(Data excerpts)
============================================================

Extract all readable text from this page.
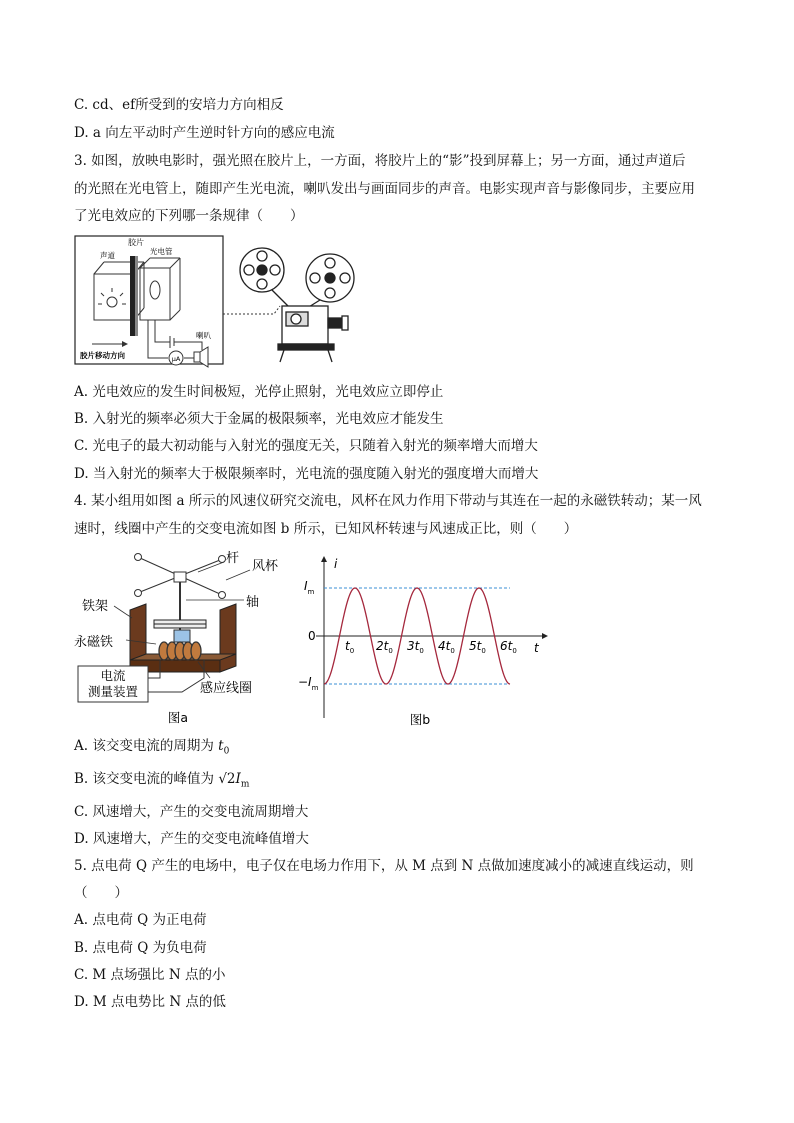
C. cd、ef所受到的安培力方向相反
D. a 向左平动时产生逆时针方向的感应电流
3. 如图，放映电影时，强光照在胶片上，一方面，将胶片上的“影”投到屏幕上；另一方面，通过声道后
的光照在光电管上，随即产生光电流，喇叭发出与画面同步的声音。电影实现声音与影像同步，主要应用
了光电效应的下列哪一条规律（　　）
μA
胶片
声道	光电管
喇叭
胶片移动方向
A. 光电效应的发生时间极短，光停止照射，光电效应立即停止
B. 入射光的频率必须大于金属的极限频率，光电效应才能发生
C. 光电子的最大初动能与入射光的强度无关，只随着入射光的频率增大而增大
D. 当入射光的频率大于极限频率时，光电流的强度随入射光的强度增大而增大
4. 某小组用如图 a 所示的风速仪研究交流电，风杯在风力作用下带动与其连在一起的永磁铁转动；某一风
速时，线圈中产生的交变电流如图 b 所示，已知风杯转速与风速成正比，则（　　）
杆
风杯
轴
铁架
永磁铁
感应线圈
电流
测量装置
图a
i
t
0
$I_m$
$-I_m$
$t_0$ $2t_0$ $3t_0$ $4t_0$ $5t_0$ $6t_0$
图b
A. 该交变电流的周期为 $t_0$
B. 该交变电流的峰值为 $√2I_m$
C. 风速增大，产生的交变电流周期增大
D. 风速增大，产生的交变电流峰值增大
5. 点电荷 Q 产生的电场中，电子仅在电场力作用下，从 M 点到 N 点做加速度减小的减速直线运动，则
（　　）
A. 点电荷 Q 为正电荷
B. 点电荷 Q 为负电荷
C. M 点场强比 N 点的小
D. M 点电势比 N 点的低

============================================================

### What needs to be done
Repeat the listing in full and exactly. Do not include any images.

### Answer for this exercise
Extract all readable text from this page.
C. cd、ef所受到的安培力方向相反
D. a 向左平动时产生逆时针方向的感应电流
3. 如图，放映电影时，强光照在胶片上，一方面，将胶片上的“影”投到屏幕上；另一方面，通过声道后
的光照在光电管上，随即产生光电流，喇叭发出与画面同步的声音。电影实现声音与影像同步，主要应用
了光电效应的下列哪一条规律（　　）
μA
胶片
声道	光电管
喇叭
胶片移动方向
A. 光电效应的发生时间极短，光停止照射，光电效应立即停止
B. 入射光的频率必须大于金属的极限频率，光电效应才能发生
C. 光电子的最大初动能与入射光的强度无关，只随着入射光的频率增大而增大
D. 当入射光的频率大于极限频率时，光电流的强度随入射光的强度增大而增大
4. 某小组用如图 a 所示的风速仪研究交流电，风杯在风力作用下带动与其连在一起的永磁铁转动；某一风
速时，线圈中产生的交变电流如图 b 所示，已知风杯转速与风速成正比，则（　　）
杆
风杯
轴
铁架
永磁铁
感应线圈
电流
测量装置
图a
i
t
0
$I_m$
$-I_m$
$t_0$ $2t_0$ $3t_0$ $4t_0$ $5t_0$ $6t_0$
图b
A. 该交变电流的周期为 $t_0$
B. 该交变电流的峰值为 $√2I_m$
C. 风速增大，产生的交变电流周期增大
D. 风速增大，产生的交变电流峰值增大
5. 点电荷 Q 产生的电场中，电子仅在电场力作用下，从 M 点到 N 点做加速度减小的减速直线运动，则
（　　）
A. 点电荷 Q 为正电荷
B. 点电荷 Q 为负电荷
C. M 点场强比 N 点的小
D. M 点电势比 N 点的低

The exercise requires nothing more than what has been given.